Objective:
Locate every line in the records below that contains the word "SEASON", and copy each one.
--- Start Items ---
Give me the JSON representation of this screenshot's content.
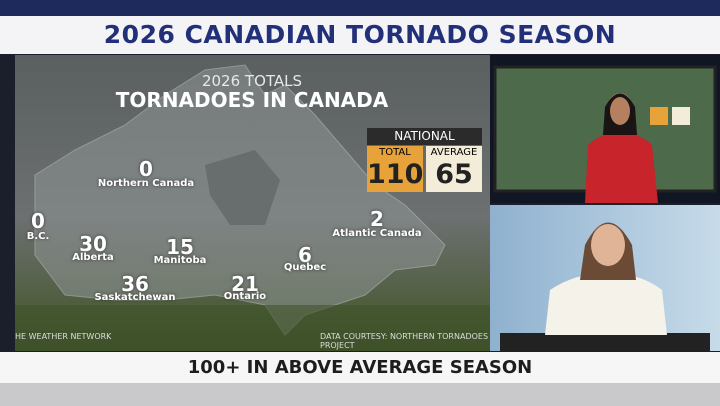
{
  "header": {
    "title": "2026 CANADIAN TORNADO SEASON"
  },
  "graphic": {
    "subtitle": "2026 TOTALS",
    "title": "TORNADOES IN CANADA",
    "national": {
      "label": "NATIONAL",
      "total_label": "TOTAL",
      "total": 110,
      "average_label": "AVERAGE",
      "average": 65
    },
    "regions": [
      {
        "name": "Northern Canada",
        "count": 0
      },
      {
        "name": "B.C.",
        "count": 0
      },
      {
        "name": "Alberta",
        "count": 30
      },
      {
        "name": "Saskatchewan",
        "count": 36
      },
      {
        "name": "Manitoba",
        "count": 15
      },
      {
        "name": "Ontario",
        "count": 21
      },
      {
        "name": "Quebec",
        "count": 6
      },
      {
        "name": "Atlantic Canada",
        "count": 2
      }
    ],
    "footer_left": "HE WEATHER NETWORK",
    "footer_right": "DATA COURTESY: NORTHERN TORNADOES PROJECT"
  },
  "lower_third": {
    "headline": "100+ IN ABOVE AVERAGE SEASON"
  }
}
--- End Items ---
Answer to this problem:
    "title": "2026 CANADIAN TORNADO SEASON"
    "headline": "100+ IN ABOVE AVERAGE SEASON"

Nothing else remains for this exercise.